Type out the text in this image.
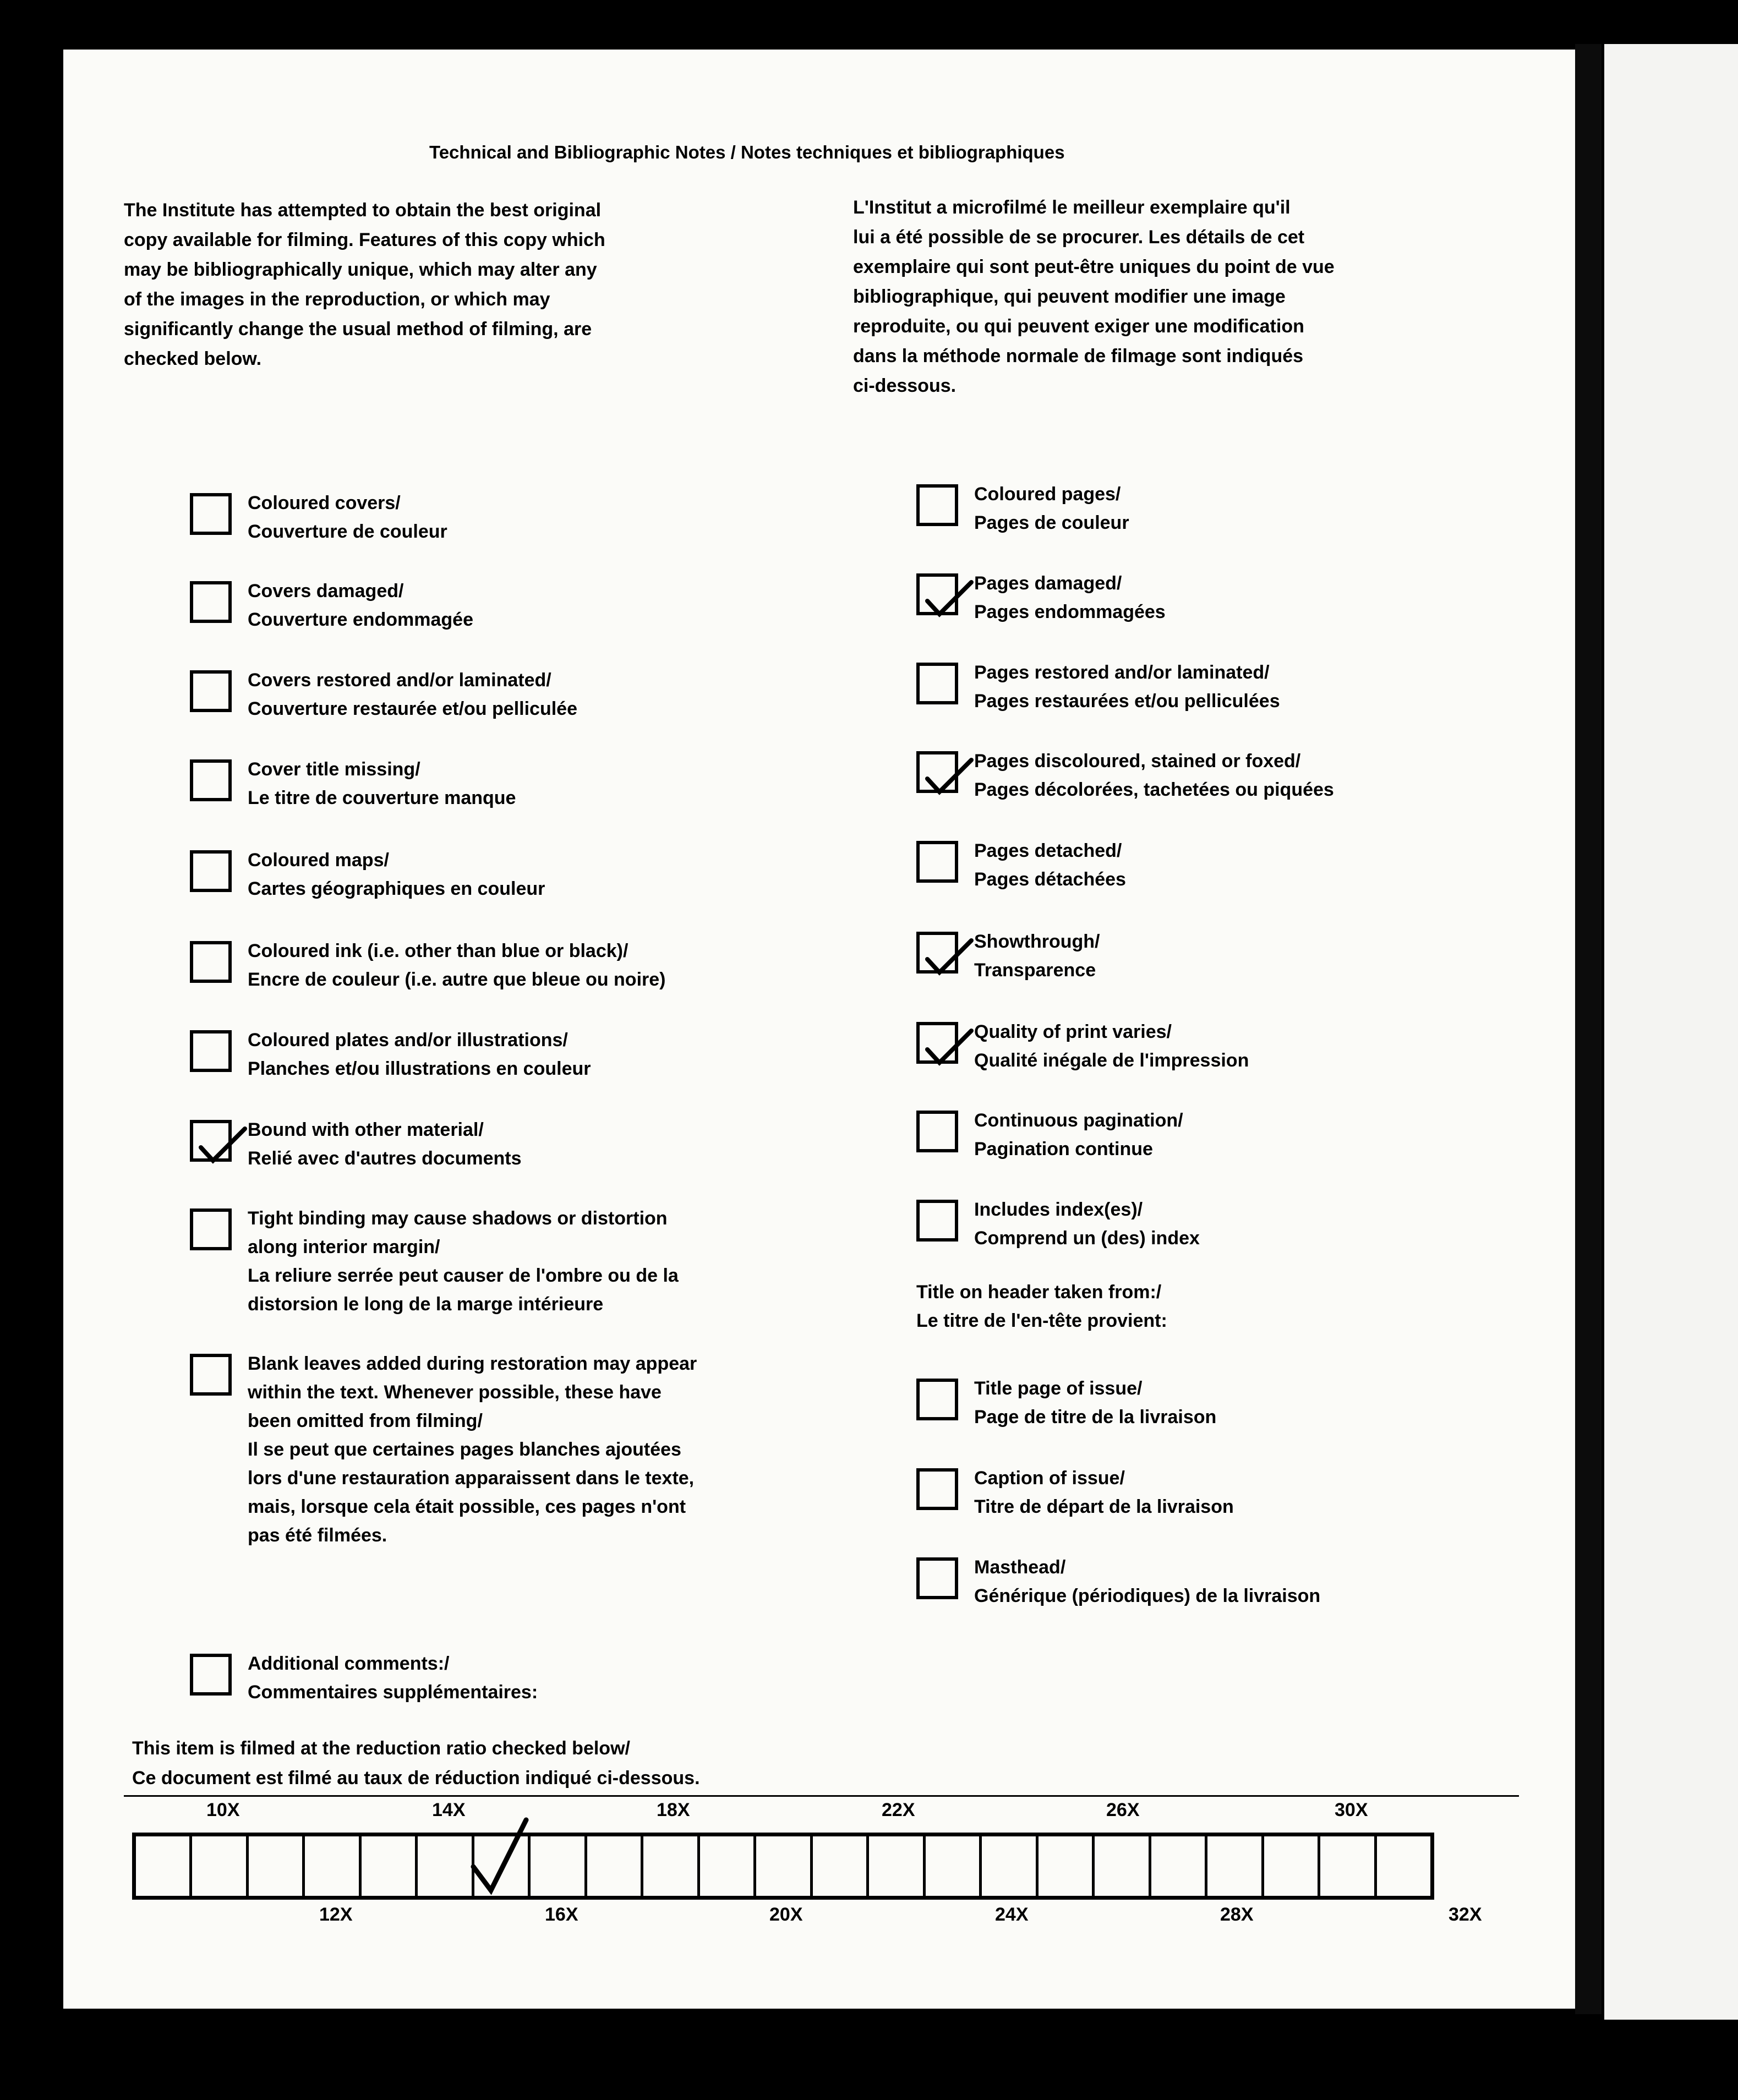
Technical and Bibliographic Notes / Notes techniques et bibliographiques
The Institute has attempted to obtain the best original
copy available for filming. Features of this copy which
may be bibliographically unique, which may alter any
of the images in the reproduction, or which may
significantly change the usual method of filming, are
checked below.
L'Institut a microfilmé le meilleur exemplaire qu'il
lui a été possible de se procurer. Les détails de cet
exemplaire qui sont peut-être uniques du point de vue
bibliographique, qui peuvent modifier une image
reproduite, ou qui peuvent exiger une modification
dans la méthode normale de filmage sont indiqués
ci-dessous.
Coloured covers/
Couverture de couleur
Covers damaged/
Couverture endommagée
Covers restored and/or laminated/
Couverture restaurée et/ou pelliculée
Cover title missing/
Le titre de couverture manque
Coloured maps/
Cartes géographiques en couleur
Coloured ink (i.e. other than blue or black)/
Encre de couleur (i.e. autre que bleue ou noire)
Coloured plates and/or illustrations/
Planches et/ou illustrations en couleur
Bound with other material/
Relié avec d'autres documents
Tight binding may cause shadows or distortion
along interior margin/
La reliure serrée peut causer de l'ombre ou de la
distorsion le long de la marge intérieure
Blank leaves added during restoration may appear
within the text. Whenever possible, these have
been omitted from filming/
Il se peut que certaines pages blanches ajoutées
lors d'une restauration apparaissent dans le texte,
mais, lorsque cela était possible, ces pages n'ont
pas été filmées.
Additional comments:/
Commentaires supplémentaires:
Coloured pages/
Pages de couleur
Pages damaged/
Pages endommagées
Pages restored and/or laminated/
Pages restaurées et/ou pelliculées
Pages discoloured, stained or foxed/
Pages décolorées, tachetées ou piquées
Pages detached/
Pages détachées
Showthrough/
Transparence
Quality of print varies/
Qualité inégale de l'impression
Continuous pagination/
Pagination continue
Includes index(es)/
Comprend un (des) index
Title page of issue/
Page de titre de la livraison
Caption of issue/
Titre de départ de la livraison
Masthead/
Générique (périodiques) de la livraison
Title on header taken from:/
Le titre de l'en-tête provient:
This item is filmed at the reduction ratio checked below/
Ce document est filmé au taux de réduction indiqué ci-dessous.
10X	14X	18X	22X	26X	30X
12X	16X	20X	24X	28X	32X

========================================

Challenge: Gather all lines from the listing above in which "peut" occurs.

Result of this task:
exemplaire qui sont peut-être uniques du point de vue
La reliure serrée peut causer de l'ombre ou de la
Il se peut que certaines pages blanches ajoutées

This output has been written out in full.